- **Written problem**
Quote the entries in full, character for character, without their images.

━━ Data supplied

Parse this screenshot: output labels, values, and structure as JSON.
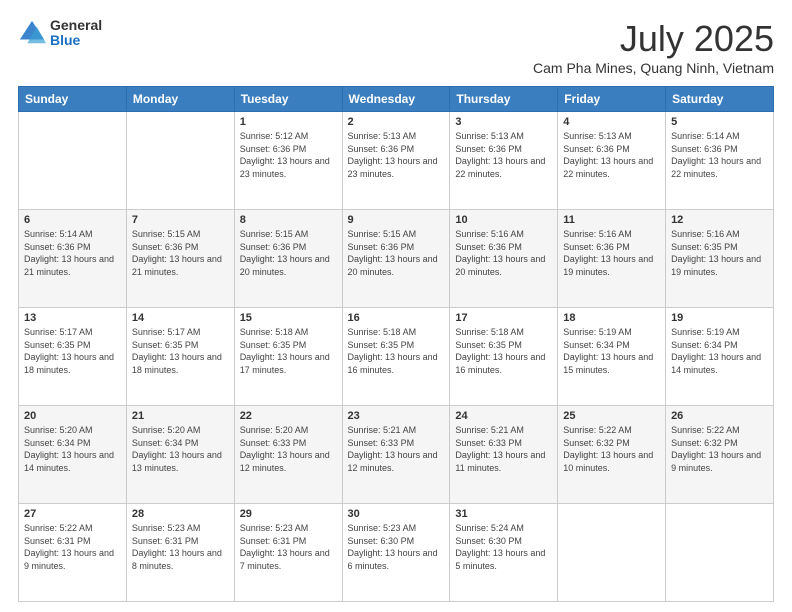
{
  "logo": {
    "general": "General",
    "blue": "Blue"
  },
  "header": {
    "month": "July 2025",
    "location": "Cam Pha Mines, Quang Ninh, Vietnam"
  },
  "weekdays": [
    "Sunday",
    "Monday",
    "Tuesday",
    "Wednesday",
    "Thursday",
    "Friday",
    "Saturday"
  ],
  "weeks": [
    [
      {
        "day": "",
        "info": ""
      },
      {
        "day": "",
        "info": ""
      },
      {
        "day": "1",
        "info": "Sunrise: 5:12 AM\nSunset: 6:36 PM\nDaylight: 13 hours and 23 minutes."
      },
      {
        "day": "2",
        "info": "Sunrise: 5:13 AM\nSunset: 6:36 PM\nDaylight: 13 hours and 23 minutes."
      },
      {
        "day": "3",
        "info": "Sunrise: 5:13 AM\nSunset: 6:36 PM\nDaylight: 13 hours and 22 minutes."
      },
      {
        "day": "4",
        "info": "Sunrise: 5:13 AM\nSunset: 6:36 PM\nDaylight: 13 hours and 22 minutes."
      },
      {
        "day": "5",
        "info": "Sunrise: 5:14 AM\nSunset: 6:36 PM\nDaylight: 13 hours and 22 minutes."
      }
    ],
    [
      {
        "day": "6",
        "info": "Sunrise: 5:14 AM\nSunset: 6:36 PM\nDaylight: 13 hours and 21 minutes."
      },
      {
        "day": "7",
        "info": "Sunrise: 5:15 AM\nSunset: 6:36 PM\nDaylight: 13 hours and 21 minutes."
      },
      {
        "day": "8",
        "info": "Sunrise: 5:15 AM\nSunset: 6:36 PM\nDaylight: 13 hours and 20 minutes."
      },
      {
        "day": "9",
        "info": "Sunrise: 5:15 AM\nSunset: 6:36 PM\nDaylight: 13 hours and 20 minutes."
      },
      {
        "day": "10",
        "info": "Sunrise: 5:16 AM\nSunset: 6:36 PM\nDaylight: 13 hours and 20 minutes."
      },
      {
        "day": "11",
        "info": "Sunrise: 5:16 AM\nSunset: 6:36 PM\nDaylight: 13 hours and 19 minutes."
      },
      {
        "day": "12",
        "info": "Sunrise: 5:16 AM\nSunset: 6:35 PM\nDaylight: 13 hours and 19 minutes."
      }
    ],
    [
      {
        "day": "13",
        "info": "Sunrise: 5:17 AM\nSunset: 6:35 PM\nDaylight: 13 hours and 18 minutes."
      },
      {
        "day": "14",
        "info": "Sunrise: 5:17 AM\nSunset: 6:35 PM\nDaylight: 13 hours and 18 minutes."
      },
      {
        "day": "15",
        "info": "Sunrise: 5:18 AM\nSunset: 6:35 PM\nDaylight: 13 hours and 17 minutes."
      },
      {
        "day": "16",
        "info": "Sunrise: 5:18 AM\nSunset: 6:35 PM\nDaylight: 13 hours and 16 minutes."
      },
      {
        "day": "17",
        "info": "Sunrise: 5:18 AM\nSunset: 6:35 PM\nDaylight: 13 hours and 16 minutes."
      },
      {
        "day": "18",
        "info": "Sunrise: 5:19 AM\nSunset: 6:34 PM\nDaylight: 13 hours and 15 minutes."
      },
      {
        "day": "19",
        "info": "Sunrise: 5:19 AM\nSunset: 6:34 PM\nDaylight: 13 hours and 14 minutes."
      }
    ],
    [
      {
        "day": "20",
        "info": "Sunrise: 5:20 AM\nSunset: 6:34 PM\nDaylight: 13 hours and 14 minutes."
      },
      {
        "day": "21",
        "info": "Sunrise: 5:20 AM\nSunset: 6:34 PM\nDaylight: 13 hours and 13 minutes."
      },
      {
        "day": "22",
        "info": "Sunrise: 5:20 AM\nSunset: 6:33 PM\nDaylight: 13 hours and 12 minutes."
      },
      {
        "day": "23",
        "info": "Sunrise: 5:21 AM\nSunset: 6:33 PM\nDaylight: 13 hours and 12 minutes."
      },
      {
        "day": "24",
        "info": "Sunrise: 5:21 AM\nSunset: 6:33 PM\nDaylight: 13 hours and 11 minutes."
      },
      {
        "day": "25",
        "info": "Sunrise: 5:22 AM\nSunset: 6:32 PM\nDaylight: 13 hours and 10 minutes."
      },
      {
        "day": "26",
        "info": "Sunrise: 5:22 AM\nSunset: 6:32 PM\nDaylight: 13 hours and 9 minutes."
      }
    ],
    [
      {
        "day": "27",
        "info": "Sunrise: 5:22 AM\nSunset: 6:31 PM\nDaylight: 13 hours and 9 minutes."
      },
      {
        "day": "28",
        "info": "Sunrise: 5:23 AM\nSunset: 6:31 PM\nDaylight: 13 hours and 8 minutes."
      },
      {
        "day": "29",
        "info": "Sunrise: 5:23 AM\nSunset: 6:31 PM\nDaylight: 13 hours and 7 minutes."
      },
      {
        "day": "30",
        "info": "Sunrise: 5:23 AM\nSunset: 6:30 PM\nDaylight: 13 hours and 6 minutes."
      },
      {
        "day": "31",
        "info": "Sunrise: 5:24 AM\nSunset: 6:30 PM\nDaylight: 13 hours and 5 minutes."
      },
      {
        "day": "",
        "info": ""
      },
      {
        "day": "",
        "info": ""
      }
    ]
  ]
}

━━━━

- **Response to the task**
Parse this screenshot: output labels, values, and structure as JSON.
{
  "logo": {
    "general": "General",
    "blue": "Blue"
  },
  "header": {
    "month": "July 2025",
    "location": "Cam Pha Mines, Quang Ninh, Vietnam"
  },
  "weekdays": [
    "Sunday",
    "Monday",
    "Tuesday",
    "Wednesday",
    "Thursday",
    "Friday",
    "Saturday"
  ],
  "weeks": [
    [
      {
        "day": "",
        "info": ""
      },
      {
        "day": "",
        "info": ""
      },
      {
        "day": "1",
        "info": "Sunrise: 5:12 AM\nSunset: 6:36 PM\nDaylight: 13 hours and 23 minutes."
      },
      {
        "day": "2",
        "info": "Sunrise: 5:13 AM\nSunset: 6:36 PM\nDaylight: 13 hours and 23 minutes."
      },
      {
        "day": "3",
        "info": "Sunrise: 5:13 AM\nSunset: 6:36 PM\nDaylight: 13 hours and 22 minutes."
      },
      {
        "day": "4",
        "info": "Sunrise: 5:13 AM\nSunset: 6:36 PM\nDaylight: 13 hours and 22 minutes."
      },
      {
        "day": "5",
        "info": "Sunrise: 5:14 AM\nSunset: 6:36 PM\nDaylight: 13 hours and 22 minutes."
      }
    ],
    [
      {
        "day": "6",
        "info": "Sunrise: 5:14 AM\nSunset: 6:36 PM\nDaylight: 13 hours and 21 minutes."
      },
      {
        "day": "7",
        "info": "Sunrise: 5:15 AM\nSunset: 6:36 PM\nDaylight: 13 hours and 21 minutes."
      },
      {
        "day": "8",
        "info": "Sunrise: 5:15 AM\nSunset: 6:36 PM\nDaylight: 13 hours and 20 minutes."
      },
      {
        "day": "9",
        "info": "Sunrise: 5:15 AM\nSunset: 6:36 PM\nDaylight: 13 hours and 20 minutes."
      },
      {
        "day": "10",
        "info": "Sunrise: 5:16 AM\nSunset: 6:36 PM\nDaylight: 13 hours and 20 minutes."
      },
      {
        "day": "11",
        "info": "Sunrise: 5:16 AM\nSunset: 6:36 PM\nDaylight: 13 hours and 19 minutes."
      },
      {
        "day": "12",
        "info": "Sunrise: 5:16 AM\nSunset: 6:35 PM\nDaylight: 13 hours and 19 minutes."
      }
    ],
    [
      {
        "day": "13",
        "info": "Sunrise: 5:17 AM\nSunset: 6:35 PM\nDaylight: 13 hours and 18 minutes."
      },
      {
        "day": "14",
        "info": "Sunrise: 5:17 AM\nSunset: 6:35 PM\nDaylight: 13 hours and 18 minutes."
      },
      {
        "day": "15",
        "info": "Sunrise: 5:18 AM\nSunset: 6:35 PM\nDaylight: 13 hours and 17 minutes."
      },
      {
        "day": "16",
        "info": "Sunrise: 5:18 AM\nSunset: 6:35 PM\nDaylight: 13 hours and 16 minutes."
      },
      {
        "day": "17",
        "info": "Sunrise: 5:18 AM\nSunset: 6:35 PM\nDaylight: 13 hours and 16 minutes."
      },
      {
        "day": "18",
        "info": "Sunrise: 5:19 AM\nSunset: 6:34 PM\nDaylight: 13 hours and 15 minutes."
      },
      {
        "day": "19",
        "info": "Sunrise: 5:19 AM\nSunset: 6:34 PM\nDaylight: 13 hours and 14 minutes."
      }
    ],
    [
      {
        "day": "20",
        "info": "Sunrise: 5:20 AM\nSunset: 6:34 PM\nDaylight: 13 hours and 14 minutes."
      },
      {
        "day": "21",
        "info": "Sunrise: 5:20 AM\nSunset: 6:34 PM\nDaylight: 13 hours and 13 minutes."
      },
      {
        "day": "22",
        "info": "Sunrise: 5:20 AM\nSunset: 6:33 PM\nDaylight: 13 hours and 12 minutes."
      },
      {
        "day": "23",
        "info": "Sunrise: 5:21 AM\nSunset: 6:33 PM\nDaylight: 13 hours and 12 minutes."
      },
      {
        "day": "24",
        "info": "Sunrise: 5:21 AM\nSunset: 6:33 PM\nDaylight: 13 hours and 11 minutes."
      },
      {
        "day": "25",
        "info": "Sunrise: 5:22 AM\nSunset: 6:32 PM\nDaylight: 13 hours and 10 minutes."
      },
      {
        "day": "26",
        "info": "Sunrise: 5:22 AM\nSunset: 6:32 PM\nDaylight: 13 hours and 9 minutes."
      }
    ],
    [
      {
        "day": "27",
        "info": "Sunrise: 5:22 AM\nSunset: 6:31 PM\nDaylight: 13 hours and 9 minutes."
      },
      {
        "day": "28",
        "info": "Sunrise: 5:23 AM\nSunset: 6:31 PM\nDaylight: 13 hours and 8 minutes."
      },
      {
        "day": "29",
        "info": "Sunrise: 5:23 AM\nSunset: 6:31 PM\nDaylight: 13 hours and 7 minutes."
      },
      {
        "day": "30",
        "info": "Sunrise: 5:23 AM\nSunset: 6:30 PM\nDaylight: 13 hours and 6 minutes."
      },
      {
        "day": "31",
        "info": "Sunrise: 5:24 AM\nSunset: 6:30 PM\nDaylight: 13 hours and 5 minutes."
      },
      {
        "day": "",
        "info": ""
      },
      {
        "day": "",
        "info": ""
      }
    ]
  ]
}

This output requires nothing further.